=== RECORDS TO USE ===
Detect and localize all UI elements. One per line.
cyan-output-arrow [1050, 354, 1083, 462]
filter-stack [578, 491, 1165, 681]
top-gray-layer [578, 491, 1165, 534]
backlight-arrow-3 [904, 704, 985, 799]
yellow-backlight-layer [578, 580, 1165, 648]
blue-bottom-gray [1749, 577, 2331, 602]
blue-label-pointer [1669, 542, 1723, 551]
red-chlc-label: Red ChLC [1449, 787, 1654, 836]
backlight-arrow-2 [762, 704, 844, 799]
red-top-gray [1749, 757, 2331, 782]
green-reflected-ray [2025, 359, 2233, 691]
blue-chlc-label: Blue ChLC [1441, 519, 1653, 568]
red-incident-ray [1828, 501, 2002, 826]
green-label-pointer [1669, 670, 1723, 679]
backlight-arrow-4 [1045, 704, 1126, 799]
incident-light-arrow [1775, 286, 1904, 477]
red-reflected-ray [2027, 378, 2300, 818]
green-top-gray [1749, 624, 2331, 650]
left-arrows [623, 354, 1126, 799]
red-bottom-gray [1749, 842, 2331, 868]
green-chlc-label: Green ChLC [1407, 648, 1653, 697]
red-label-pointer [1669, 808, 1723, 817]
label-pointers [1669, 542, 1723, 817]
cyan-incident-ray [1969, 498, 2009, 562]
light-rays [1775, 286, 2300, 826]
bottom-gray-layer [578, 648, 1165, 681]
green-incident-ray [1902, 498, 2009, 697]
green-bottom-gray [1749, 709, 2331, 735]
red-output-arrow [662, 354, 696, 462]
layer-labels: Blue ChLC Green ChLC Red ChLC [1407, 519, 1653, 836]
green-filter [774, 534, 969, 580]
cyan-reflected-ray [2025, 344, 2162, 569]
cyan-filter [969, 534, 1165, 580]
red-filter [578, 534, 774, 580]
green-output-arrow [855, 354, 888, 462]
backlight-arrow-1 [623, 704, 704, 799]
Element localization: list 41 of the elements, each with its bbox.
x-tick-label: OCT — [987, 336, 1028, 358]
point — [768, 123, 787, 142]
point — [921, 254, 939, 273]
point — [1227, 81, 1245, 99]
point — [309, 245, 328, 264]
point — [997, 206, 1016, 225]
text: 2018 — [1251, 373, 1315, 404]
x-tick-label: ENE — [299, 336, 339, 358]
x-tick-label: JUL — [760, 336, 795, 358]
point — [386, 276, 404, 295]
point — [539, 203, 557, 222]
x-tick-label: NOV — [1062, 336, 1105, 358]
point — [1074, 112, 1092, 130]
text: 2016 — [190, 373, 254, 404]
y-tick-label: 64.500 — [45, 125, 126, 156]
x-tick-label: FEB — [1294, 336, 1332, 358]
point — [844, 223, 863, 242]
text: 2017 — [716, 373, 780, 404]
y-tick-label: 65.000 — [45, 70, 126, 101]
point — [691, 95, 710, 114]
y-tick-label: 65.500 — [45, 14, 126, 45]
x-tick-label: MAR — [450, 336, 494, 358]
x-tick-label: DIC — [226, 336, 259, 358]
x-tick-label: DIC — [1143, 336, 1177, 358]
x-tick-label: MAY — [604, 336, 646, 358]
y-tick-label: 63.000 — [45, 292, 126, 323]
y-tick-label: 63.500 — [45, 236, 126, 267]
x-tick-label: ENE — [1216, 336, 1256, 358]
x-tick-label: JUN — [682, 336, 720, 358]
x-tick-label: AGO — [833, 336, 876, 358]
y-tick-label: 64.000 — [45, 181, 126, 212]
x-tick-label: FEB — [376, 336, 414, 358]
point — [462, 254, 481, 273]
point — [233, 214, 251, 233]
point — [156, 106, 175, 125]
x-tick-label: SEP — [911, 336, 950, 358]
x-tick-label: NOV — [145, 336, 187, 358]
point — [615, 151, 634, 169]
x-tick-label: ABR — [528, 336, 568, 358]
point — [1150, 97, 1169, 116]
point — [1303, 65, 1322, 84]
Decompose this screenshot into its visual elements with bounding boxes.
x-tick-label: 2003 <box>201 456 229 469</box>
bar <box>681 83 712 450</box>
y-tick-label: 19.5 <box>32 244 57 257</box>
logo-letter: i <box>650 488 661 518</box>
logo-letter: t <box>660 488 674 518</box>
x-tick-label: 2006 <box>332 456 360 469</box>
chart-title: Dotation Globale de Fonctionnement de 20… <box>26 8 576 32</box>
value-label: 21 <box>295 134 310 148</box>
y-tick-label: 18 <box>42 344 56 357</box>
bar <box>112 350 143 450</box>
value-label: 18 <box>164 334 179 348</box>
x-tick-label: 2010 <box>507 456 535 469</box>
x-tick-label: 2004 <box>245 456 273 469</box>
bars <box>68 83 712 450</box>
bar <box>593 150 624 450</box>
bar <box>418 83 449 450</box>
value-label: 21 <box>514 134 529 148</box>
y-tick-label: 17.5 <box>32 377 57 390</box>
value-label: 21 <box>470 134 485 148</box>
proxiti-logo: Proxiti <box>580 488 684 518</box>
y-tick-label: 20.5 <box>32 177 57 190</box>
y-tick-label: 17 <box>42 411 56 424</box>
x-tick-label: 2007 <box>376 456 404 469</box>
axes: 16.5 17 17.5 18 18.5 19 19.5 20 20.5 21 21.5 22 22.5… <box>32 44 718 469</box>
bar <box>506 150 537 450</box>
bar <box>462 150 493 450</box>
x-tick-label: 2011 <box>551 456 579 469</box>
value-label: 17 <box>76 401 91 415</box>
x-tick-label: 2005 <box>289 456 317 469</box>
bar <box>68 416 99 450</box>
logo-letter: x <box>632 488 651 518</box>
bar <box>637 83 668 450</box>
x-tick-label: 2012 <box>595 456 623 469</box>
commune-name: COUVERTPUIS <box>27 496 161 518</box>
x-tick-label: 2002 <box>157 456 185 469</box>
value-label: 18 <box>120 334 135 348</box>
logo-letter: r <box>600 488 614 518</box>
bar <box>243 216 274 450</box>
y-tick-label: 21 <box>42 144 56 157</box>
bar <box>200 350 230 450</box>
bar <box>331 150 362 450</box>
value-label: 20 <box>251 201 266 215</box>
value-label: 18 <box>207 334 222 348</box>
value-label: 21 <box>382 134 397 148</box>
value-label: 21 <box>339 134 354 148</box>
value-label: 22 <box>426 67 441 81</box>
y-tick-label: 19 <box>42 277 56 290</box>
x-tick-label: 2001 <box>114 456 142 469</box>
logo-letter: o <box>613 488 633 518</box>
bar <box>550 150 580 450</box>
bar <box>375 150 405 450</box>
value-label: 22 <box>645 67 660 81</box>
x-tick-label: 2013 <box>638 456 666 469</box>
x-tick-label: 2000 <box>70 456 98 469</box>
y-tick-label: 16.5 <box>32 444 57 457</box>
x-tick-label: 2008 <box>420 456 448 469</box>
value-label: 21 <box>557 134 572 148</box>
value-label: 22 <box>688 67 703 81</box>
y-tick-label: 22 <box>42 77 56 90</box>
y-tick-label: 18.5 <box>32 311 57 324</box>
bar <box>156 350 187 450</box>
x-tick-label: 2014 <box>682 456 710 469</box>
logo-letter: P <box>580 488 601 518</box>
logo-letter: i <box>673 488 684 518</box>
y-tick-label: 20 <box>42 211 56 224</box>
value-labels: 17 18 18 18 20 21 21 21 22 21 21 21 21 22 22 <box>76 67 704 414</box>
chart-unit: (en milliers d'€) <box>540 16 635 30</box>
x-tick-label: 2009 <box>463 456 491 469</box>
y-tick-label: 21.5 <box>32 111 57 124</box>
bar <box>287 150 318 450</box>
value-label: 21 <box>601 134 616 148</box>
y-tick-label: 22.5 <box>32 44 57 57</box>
===
Copy out all the records again, putting "x-axis-label" in place of every "x-tick-label" and leaving everything else as it is.

● **ANSWER TO THE EXERCISE**
Detect and localize all UI elements. One per line.
cyan-output-arrow [1050, 354, 1083, 462]
filter-stack [578, 491, 1165, 681]
top-gray-layer [578, 491, 1165, 534]
backlight-arrow-3 [904, 704, 985, 799]
yellow-backlight-layer [578, 580, 1165, 648]
blue-bottom-gray [1749, 577, 2331, 602]
blue-label-pointer [1669, 542, 1723, 551]
red-chlc-label: Red ChLC [1449, 787, 1654, 836]
backlight-arrow-2 [762, 704, 844, 799]
red-top-gray [1749, 757, 2331, 782]
green-reflected-ray [2025, 359, 2233, 691]
blue-chlc-label: Blue ChLC [1441, 519, 1653, 568]
red-incident-ray [1828, 501, 2002, 826]
green-label-pointer [1669, 670, 1723, 679]
backlight-arrow-4 [1045, 704, 1126, 799]
incident-light-arrow [1775, 286, 1904, 477]
red-reflected-ray [2027, 378, 2300, 818]
green-top-gray [1749, 624, 2331, 650]
left-arrows [623, 354, 1126, 799]
red-bottom-gray [1749, 842, 2331, 868]
green-chlc-label: Green ChLC [1407, 648, 1653, 697]
red-label-pointer [1669, 808, 1723, 817]
label-pointers [1669, 542, 1723, 817]
cyan-incident-ray [1969, 498, 2009, 562]
light-rays [1775, 286, 2300, 826]
bottom-gray-layer [578, 648, 1165, 681]
green-incident-ray [1902, 498, 2009, 697]
green-bottom-gray [1749, 709, 2331, 735]
red-output-arrow [662, 354, 696, 462]
layer-labels: Blue ChLC Green ChLC Red ChLC [1407, 519, 1653, 836]
green-filter [774, 534, 969, 580]
cyan-reflected-ray [2025, 344, 2162, 569]
cyan-filter [969, 534, 1165, 580]
red-filter [578, 534, 774, 580]
green-output-arrow [855, 354, 888, 462]
backlight-arrow-1 [623, 704, 704, 799]
Element localization: list 41 of the elements, each with its bbox.
x-axis-label: OCT — [987, 336, 1028, 358]
point — [768, 123, 787, 142]
point — [921, 254, 939, 273]
point — [1227, 81, 1245, 99]
point — [309, 245, 328, 264]
point — [997, 206, 1016, 225]
text: 2018 — [1251, 373, 1315, 404]
x-axis-label: ENE — [299, 336, 339, 358]
x-axis-label: JUL — [760, 336, 795, 358]
point — [386, 276, 404, 295]
point — [539, 203, 557, 222]
x-axis-label: NOV — [1062, 336, 1105, 358]
point — [1074, 112, 1092, 130]
text: 2016 — [190, 373, 254, 404]
y-tick-label: 64.500 — [45, 125, 126, 156]
x-axis-label: FEB — [1294, 336, 1332, 358]
point — [844, 223, 863, 242]
text: 2017 — [716, 373, 780, 404]
y-tick-label: 65.000 — [45, 70, 126, 101]
point — [691, 95, 710, 114]
y-tick-label: 65.500 — [45, 14, 126, 45]
x-axis-label: MAR — [450, 336, 494, 358]
x-axis-label: DIC — [226, 336, 259, 358]
x-axis-label: DIC — [1143, 336, 1177, 358]
x-axis-label: MAY — [604, 336, 646, 358]
y-tick-label: 63.000 — [45, 292, 126, 323]
y-tick-label: 63.500 — [45, 236, 126, 267]
x-axis-label: ENE — [1216, 336, 1256, 358]
x-axis-label: JUN — [682, 336, 720, 358]
x-axis-label: AGO — [833, 336, 876, 358]
y-tick-label: 64.000 — [45, 181, 126, 212]
x-axis-label: FEB — [376, 336, 414, 358]
point — [462, 254, 481, 273]
point — [233, 214, 251, 233]
point — [156, 106, 175, 125]
x-axis-label: SEP — [911, 336, 950, 358]
x-axis-label: NOV — [145, 336, 187, 358]
point — [615, 151, 634, 169]
x-axis-label: ABR — [528, 336, 568, 358]
point — [1150, 97, 1169, 116]
point — [1303, 65, 1322, 84]
Decompose this screenshot into its visual elements with bounding boxes.
x-axis-label: 2003 <box>201 456 229 469</box>
bar <box>681 83 712 450</box>
y-tick-label: 19.5 <box>32 244 57 257</box>
logo-letter: i <box>650 488 661 518</box>
logo-letter: t <box>660 488 674 518</box>
x-axis-label: 2006 <box>332 456 360 469</box>
chart-title: Dotation Globale de Fonctionnement de 20… <box>26 8 576 32</box>
value-label: 21 <box>295 134 310 148</box>
y-tick-label: 18 <box>42 344 56 357</box>
bar <box>112 350 143 450</box>
value-label: 18 <box>164 334 179 348</box>
x-axis-label: 2010 <box>507 456 535 469</box>
x-axis-label: 2004 <box>245 456 273 469</box>
bars <box>68 83 712 450</box>
bar <box>593 150 624 450</box>
bar <box>418 83 449 450</box>
value-label: 21 <box>514 134 529 148</box>
y-tick-label: 17.5 <box>32 377 57 390</box>
value-label: 21 <box>470 134 485 148</box>
proxiti-logo: Proxiti <box>580 488 684 518</box>
y-tick-label: 20.5 <box>32 177 57 190</box>
y-tick-label: 17 <box>42 411 56 424</box>
x-axis-label: 2007 <box>376 456 404 469</box>
axes: 16.5 17 17.5 18 18.5 19 19.5 20 20.5 21 21.5 22 22.5… <box>32 44 718 469</box>
bar <box>506 150 537 450</box>
bar <box>462 150 493 450</box>
x-axis-label: 2011 <box>551 456 579 469</box>
value-label: 17 <box>76 401 91 415</box>
x-axis-label: 2005 <box>289 456 317 469</box>
bar <box>68 416 99 450</box>
logo-letter: x <box>632 488 651 518</box>
bar <box>637 83 668 450</box>
x-axis-label: 2012 <box>595 456 623 469</box>
commune-name: COUVERTPUIS <box>27 496 161 518</box>
x-axis-label: 2002 <box>157 456 185 469</box>
value-label: 18 <box>120 334 135 348</box>
logo-letter: r <box>600 488 614 518</box>
bar <box>243 216 274 450</box>
y-tick-label: 21 <box>42 144 56 157</box>
bar <box>200 350 230 450</box>
bar <box>331 150 362 450</box>
value-label: 20 <box>251 201 266 215</box>
value-label: 18 <box>207 334 222 348</box>
value-label: 21 <box>382 134 397 148</box>
value-label: 21 <box>339 134 354 148</box>
value-label: 22 <box>426 67 441 81</box>
y-tick-label: 19 <box>42 277 56 290</box>
x-axis-label: 2001 <box>114 456 142 469</box>
logo-letter: o <box>613 488 633 518</box>
bar <box>550 150 580 450</box>
bar <box>375 150 405 450</box>
value-label: 22 <box>645 67 660 81</box>
x-axis-label: 2013 <box>638 456 666 469</box>
x-axis-label: 2000 <box>70 456 98 469</box>
y-tick-label: 16.5 <box>32 444 57 457</box>
x-axis-label: 2008 <box>420 456 448 469</box>
value-label: 21 <box>557 134 572 148</box>
value-label: 22 <box>688 67 703 81</box>
y-tick-label: 22 <box>42 77 56 90</box>
y-tick-label: 18.5 <box>32 311 57 324</box>
bar <box>156 350 187 450</box>
x-axis-label: 2014 <box>682 456 710 469</box>
logo-letter: P <box>580 488 601 518</box>
logo-letter: i <box>673 488 684 518</box>
y-tick-label: 20 <box>42 211 56 224</box>
value-labels: 17 18 18 18 20 21 21 21 22 21 21 21 21 22 22 <box>76 67 704 414</box>
chart-unit: (en milliers d'€) <box>540 16 635 30</box>
x-axis-label: 2009 <box>463 456 491 469</box>
y-tick-label: 21.5 <box>32 111 57 124</box>
bar <box>287 150 318 450</box>
value-label: 21 <box>601 134 616 148</box>
y-tick-label: 22.5 <box>32 44 57 57</box>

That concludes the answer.